[start]
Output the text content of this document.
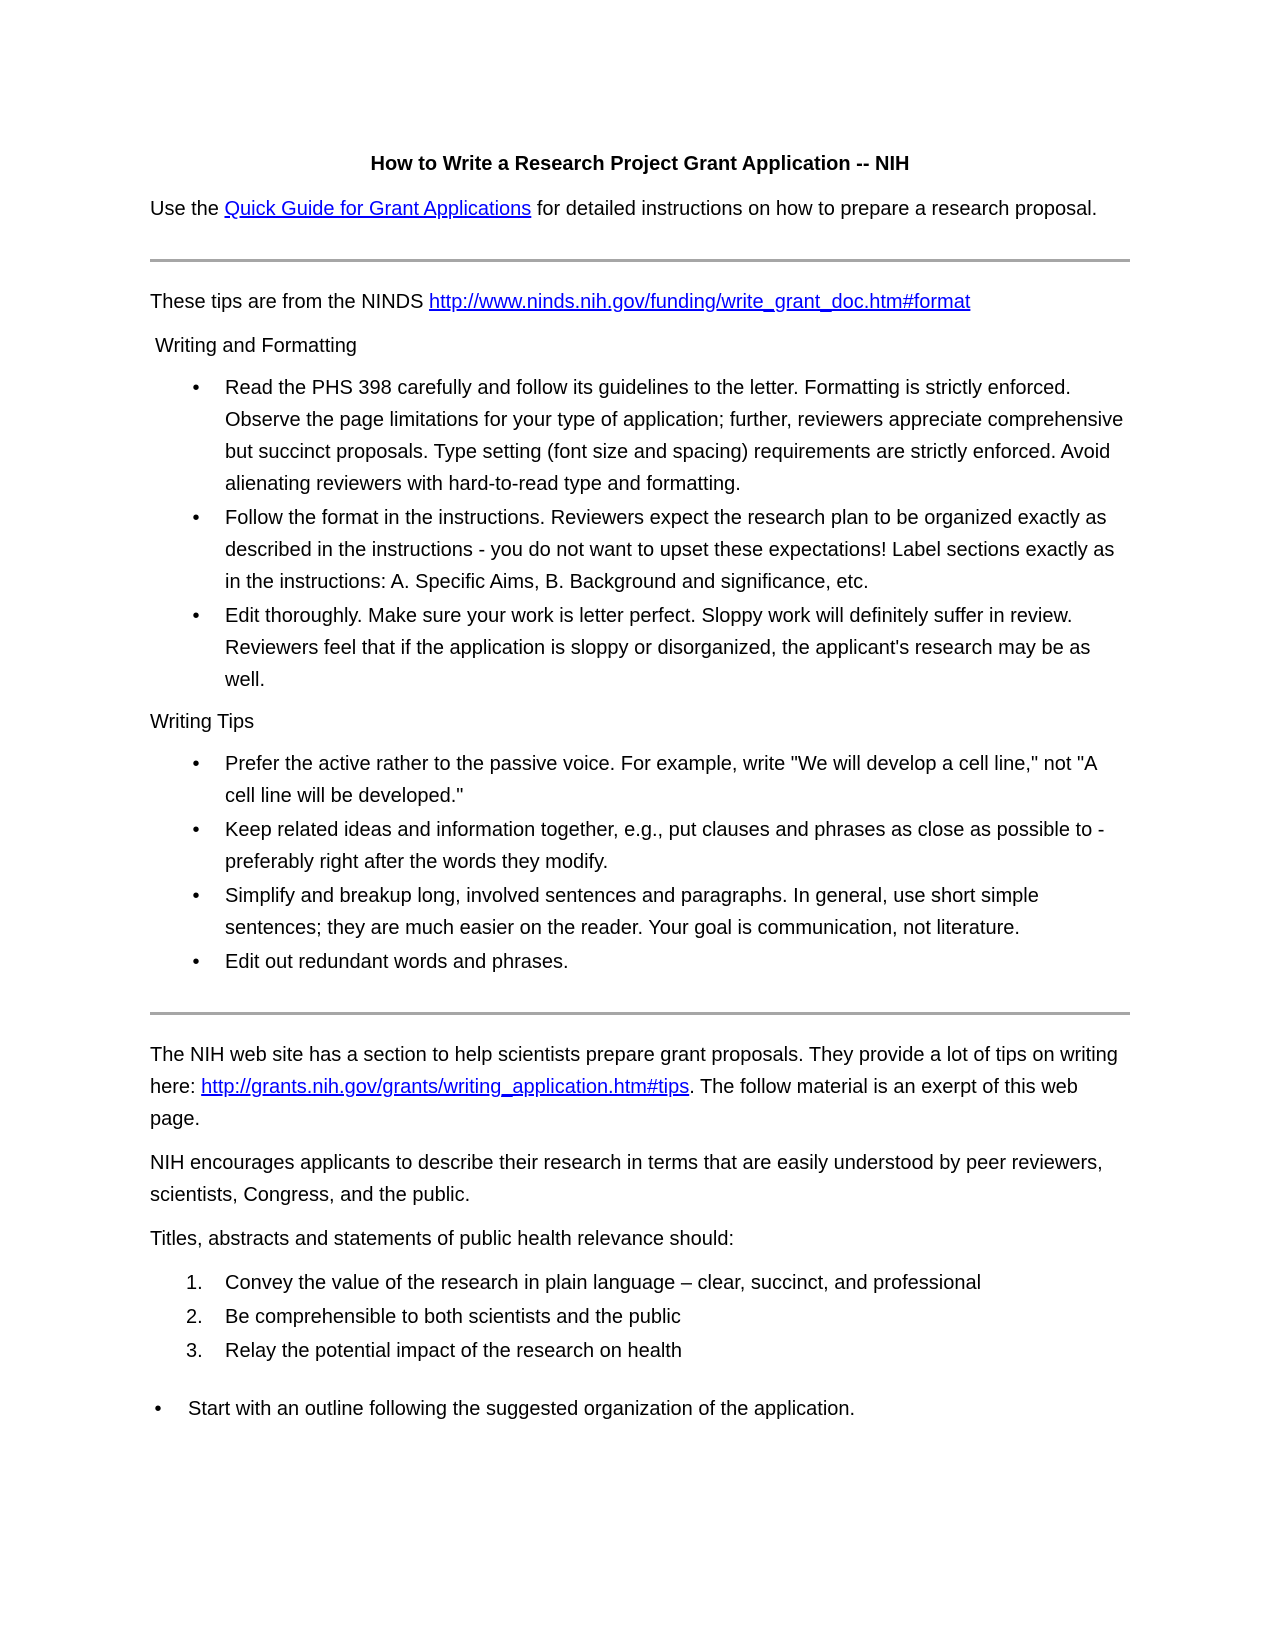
How to Write a Research Project Grant Application -- NIH

Use the Quick Guide for Grant Applications for detailed instructions on how to prepare a research proposal.

These tips are from the NINDS http://www.ninds.nih.gov/funding/write_grant_doc.htm#format

Writing and Formatting
•	Read the PHS 398 carefully and follow its guidelines to the letter. Formatting is strictly enforced. Observe the page limitations for your type of application; further, reviewers appreciate comprehensive but succinct proposals. Type setting (font size and spacing) requirements are strictly enforced. Avoid alienating reviewers with hard-to-read type and formatting.
•	Follow the format in the instructions. Reviewers expect the research plan to be organized exactly as described in the instructions - you do not want to upset these expectations! Label sections exactly as in the instructions: A. Specific Aims, B. Background and significance, etc.
•	Edit thoroughly. Make sure your work is letter perfect. Sloppy work will definitely suffer in review. Reviewers feel that if the application is sloppy or disorganized, the applicant's research may be as well.
Writing Tips
•	Prefer the active rather to the passive voice. For example, write "We will develop a cell line," not "A cell line will be developed."
•	Keep related ideas and information together, e.g., put clauses and phrases as close as possible to - preferably right after the words they modify.
•	Simplify and breakup long, involved sentences and paragraphs. In general, use short simple sentences; they are much easier on the reader. Your goal is communication, not literature.
•	Edit out redundant words and phrases.

The NIH web site has a section to help scientists prepare grant proposals. They provide a lot of tips on writing here: http://grants.nih.gov/grants/writing_application.htm#tips. The follow material is an exerpt of this web page.

NIH encourages applicants to describe their research in terms that are easily understood by peer reviewers, scientists, Congress, and the public.

Titles, abstracts and statements of public health relevance should:

1.	Convey the value of the research in plain language – clear, succinct, and professional
2.	Be comprehensible to both scientists and the public
3.	Relay the potential impact of the research on health
• Start with an outline following the suggested organization of the application.
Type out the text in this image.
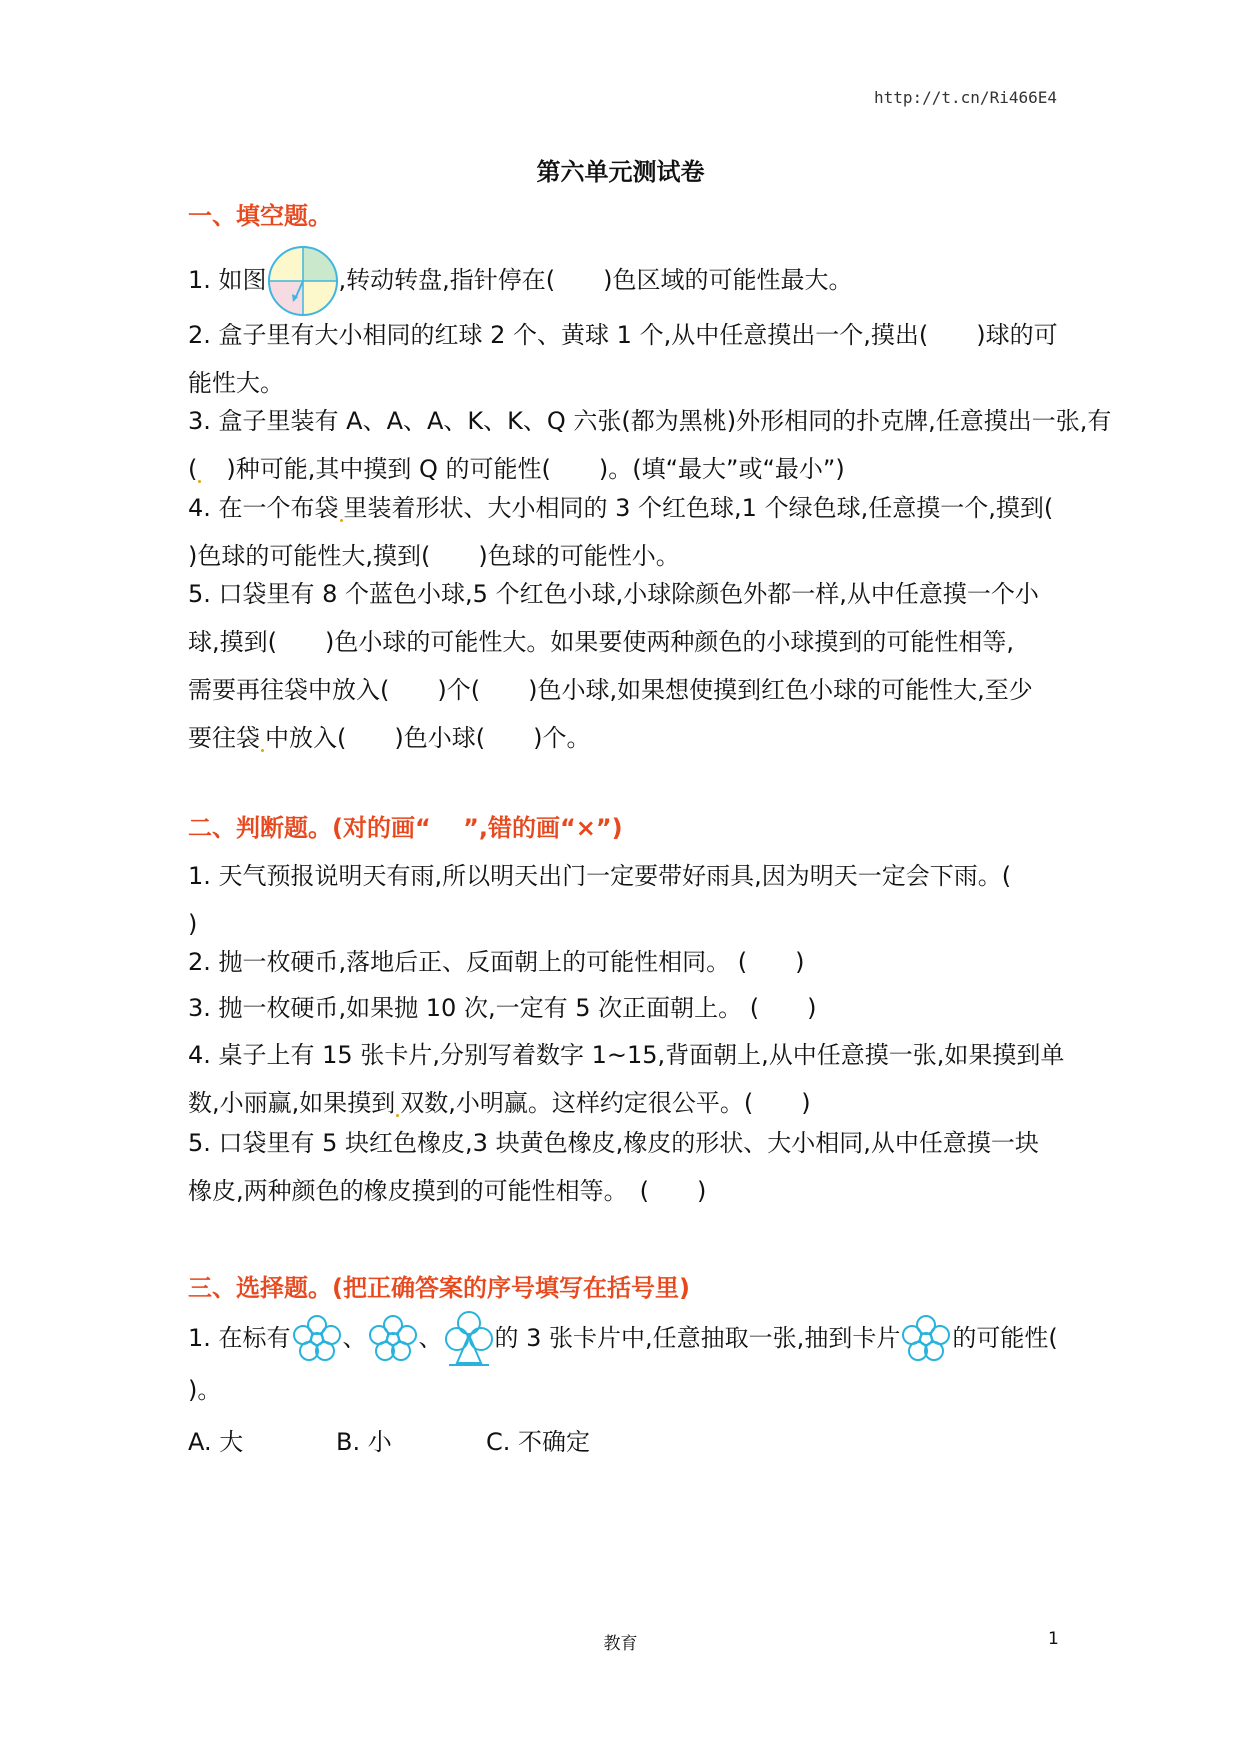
http://t.cn/Ri466E4
第六单元测试卷
一、填空题。
1. 如图	,转动转盘,指针停在(　　)色区域的可能性最大。
2. 盒子里有大小相同的红球 2 个、黄球 1 个,从中任意摸出一个,摸出(　　)球的可
能性大。
3. 盒子里装有 A、A、A、K、K、Q 六张(都为黑桃)外形相同的扑克牌,任意摸出一张,有
(　)种可能,其中摸到 Q 的可能性(　　)。(填“最大”或“最小”)
4. 在一个布袋 里装着形状、大小相同的 3 个红色球,1 个绿色球,任意摸一个,摸到(
)色球的可能性大,摸到(　　)色球的可能性小。
5. 口袋里有 8 个蓝色小球,5 个红色小球,小球除颜色外都一样,从中任意摸一个小
球,摸到(　　)色小球的可能性大。如果要使两种颜色的小球摸到的可能性相等,
需要再往袋中放入(　　)个(　　)色小球,如果想使摸到红色小球的可能性大,至少
要往袋 中放入(　　)色小球(　　)个。
二、判断题。(对的画“　 ”,错的画“×”)
1. 天气预报说明天有雨,所以明天出门一定要带好雨具,因为明天一定会下雨。(
)
2. 抛一枚硬币,落地后正、反面朝上的可能性相同。 (　　)
3. 抛一枚硬币,如果抛 10 次,一定有 5 次正面朝上。 (　　)
4. 桌子上有 15 张卡片,分别写着数字 1~15,背面朝上,从中任意摸一张,如果摸到单
数,小丽赢,如果摸到 双数,小明赢。这样约定很公平。(　　)
5. 口袋里有 5 块红色橡皮,3 块黄色橡皮,橡皮的形状、大小相同,从中任意摸一块
橡皮,两种颜色的橡皮摸到的可能性相等。　(　　)
三、选择题。(把正确答案的序号填写在括号里)
1. 在标有 、 、 的 3 张卡片中,任意抽取一张,抽到卡片 的可能性(
)。
A. 大	B. 小	C. 不确定
教育	1
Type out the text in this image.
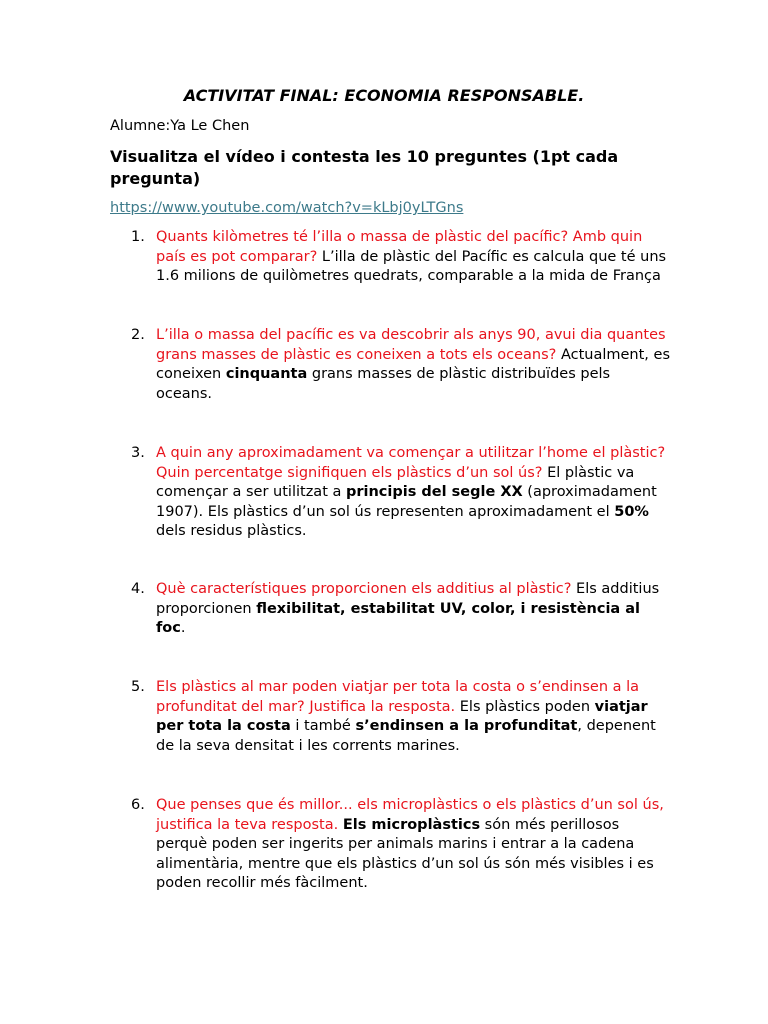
ACTIVITAT FINAL: ECONOMIA RESPONSABLE.
Alumne:Ya Le Chen
Visualitza el vídeo i contesta les 10 preguntes (1pt cada pregunta)
https://www.youtube.com/watch?v=kLbj0yLTGns
1. Quants kilòmetres té l’illa o massa de plàstic del pacífic? Amb quin país es pot comparar? L’illa de plàstic del Pacífic es calcula que té uns 1.6 milions de quilòmetres quedrats, comparable a la mida de França
2. L’illa o massa del pacífic es va descobrir als anys 90, avui dia quantes grans masses de plàstic es coneixen a tots els oceans? Actualment, es coneixen cinquanta grans masses de plàstic distribuïdes pels oceans.
3. A quin any aproximadament va començar a utilitzar l’home el plàstic? Quin percentatge signifiquen els plàstics d’un sol ús? El plàstic va començar a ser utilitzat a principis del segle XX (aproximadament 1907). Els plàstics d’un sol ús representen aproximadament el 50% dels residus plàstics.
4. Què característiques proporcionen els additius al plàstic? Els additius proporcionen flexibilitat, estabilitat UV, color, i resistència al foc.
5. Els plàstics al mar poden viatjar per tota la costa o s’endinsen a la profunditat del mar? Justifica la resposta. Els plàstics poden viatjar per tota la costa i també s’endinsen a la profunditat, depenent de la seva densitat i les corrents marines.
6. Que penses que és millor... els microplàstics o els plàstics d’un sol ús, justifica la teva resposta. Els microplàstics són més perillosos perquè poden ser ingerits per animals marins i entrar a la cadena alimentària, mentre que els plàstics d’un sol ús són més visibles i es poden recollir més fàcilment.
[end]
→ **Job**: Retype the entries word for word. Omit any images.

→ **Written response**:
Output the text content of this document.
How to Write a Research Project Grant Application -- NIH

Use the Quick Guide for Grant Applications for detailed instructions on how to prepare a research proposal.

These tips are from the NINDS http://www.ninds.nih.gov/funding/write_grant_doc.htm#format

Writing and Formatting
•	Read the PHS 398 carefully and follow its guidelines to the letter. Formatting is strictly enforced. Observe the page limitations for your type of application; further, reviewers appreciate comprehensive but succinct proposals. Type setting (font size and spacing) requirements are strictly enforced. Avoid alienating reviewers with hard-to-read type and formatting.
•	Follow the format in the instructions. Reviewers expect the research plan to be organized exactly as described in the instructions - you do not want to upset these expectations! Label sections exactly as in the instructions: A. Specific Aims, B. Background and significance, etc.
•	Edit thoroughly. Make sure your work is letter perfect. Sloppy work will definitely suffer in review. Reviewers feel that if the application is sloppy or disorganized, the applicant's research may be as well.
Writing Tips
•	Prefer the active rather to the passive voice. For example, write "We will develop a cell line," not "A cell line will be developed."
•	Keep related ideas and information together, e.g., put clauses and phrases as close as possible to - preferably right after the words they modify.
•	Simplify and breakup long, involved sentences and paragraphs. In general, use short simple sentences; they are much easier on the reader. Your goal is communication, not literature.
•	Edit out redundant words and phrases.

The NIH web site has a section to help scientists prepare grant proposals. They provide a lot of tips on writing here: http://grants.nih.gov/grants/writing_application.htm#tips. The follow material is an exerpt of this web page.

NIH encourages applicants to describe their research in terms that are easily understood by peer reviewers, scientists, Congress, and the public.

Titles, abstracts and statements of public health relevance should:

1.	Convey the value of the research in plain language – clear, succinct, and professional
2.	Be comprehensible to both scientists and the public
3.	Relay the potential impact of the research on health
• Start with an outline following the suggested organization of the application.
Type out the text in this image.
http://t.cn/Ri466E4
第六单元测试卷
一、填空题。
1. 如图	,转动转盘,指针停在(　　)色区域的可能性最大。
2. 盒子里有大小相同的红球 2 个、黄球 1 个,从中任意摸出一个,摸出(　　)球的可
能性大。
3. 盒子里装有 A、A、A、K、K、Q 六张(都为黑桃)外形相同的扑克牌,任意摸出一张,有
(　)种可能,其中摸到 Q 的可能性(　　)。(填“最大”或“最小”)
4. 在一个布袋 里装着形状、大小相同的 3 个红色球,1 个绿色球,任意摸一个,摸到(
)色球的可能性大,摸到(　　)色球的可能性小。
5. 口袋里有 8 个蓝色小球,5 个红色小球,小球除颜色外都一样,从中任意摸一个小
球,摸到(　　)色小球的可能性大。如果要使两种颜色的小球摸到的可能性相等,
需要再往袋中放入(　　)个(　　)色小球,如果想使摸到红色小球的可能性大,至少
要往袋 中放入(　　)色小球(　　)个。
二、判断题。(对的画“　 ”,错的画“×”)
1. 天气预报说明天有雨,所以明天出门一定要带好雨具,因为明天一定会下雨。(
)
2. 抛一枚硬币,落地后正、反面朝上的可能性相同。 (　　)
3. 抛一枚硬币,如果抛 10 次,一定有 5 次正面朝上。 (　　)
4. 桌子上有 15 张卡片,分别写着数字 1~15,背面朝上,从中任意摸一张,如果摸到单
数,小丽赢,如果摸到 双数,小明赢。这样约定很公平。(　　)
5. 口袋里有 5 块红色橡皮,3 块黄色橡皮,橡皮的形状、大小相同,从中任意摸一块
橡皮,两种颜色的橡皮摸到的可能性相等。　(　　)
三、选择题。(把正确答案的序号填写在括号里)
1. 在标有 、 、 的 3 张卡片中,任意抽取一张,抽到卡片 的可能性(
)。
A. 大	B. 小	C. 不确定
教育	1
Type out the text in this image.
ACTIVITAT FINAL: ECONOMIA RESPONSABLE.
Alumne:Ya Le Chen
Visualitza el vídeo i contesta les 10 preguntes (1pt cada pregunta)
https://www.youtube.com/watch?v=kLbj0yLTGns
1. Quants kilòmetres té l’illa o massa de plàstic del pacífic? Amb quin país es pot comparar? L’illa de plàstic del Pacífic es calcula que té uns 1.6 milions de quilòmetres quedrats, comparable a la mida de França
2. L’illa o massa del pacífic es va descobrir als anys 90, avui dia quantes grans masses de plàstic es coneixen a tots els oceans? Actualment, es coneixen cinquanta grans masses de plàstic distribuïdes pels oceans.
3. A quin any aproximadament va començar a utilitzar l’home el plàstic? Quin percentatge signifiquen els plàstics d’un sol ús? El plàstic va començar a ser utilitzat a principis del segle XX (aproximadament 1907). Els plàstics d’un sol ús representen aproximadament el 50% dels residus plàstics.
4. Què característiques proporcionen els additius al plàstic? Els additius proporcionen flexibilitat, estabilitat UV, color, i resistència al foc.
5. Els plàstics al mar poden viatjar per tota la costa o s’endinsen a la profunditat del mar? Justifica la resposta. Els plàstics poden viatjar per tota la costa i també s’endinsen a la profunditat, depenent de la seva densitat i les corrents marines.
6. Que penses que és millor... els microplàstics o els plàstics d’un sol ús, justifica la teva resposta. Els microplàstics són més perillosos perquè poden ser ingerits per animals marins i entrar a la cadena alimentària, mentre que els plàstics d’un sol ús són més visibles i es poden recollir més fàcilment.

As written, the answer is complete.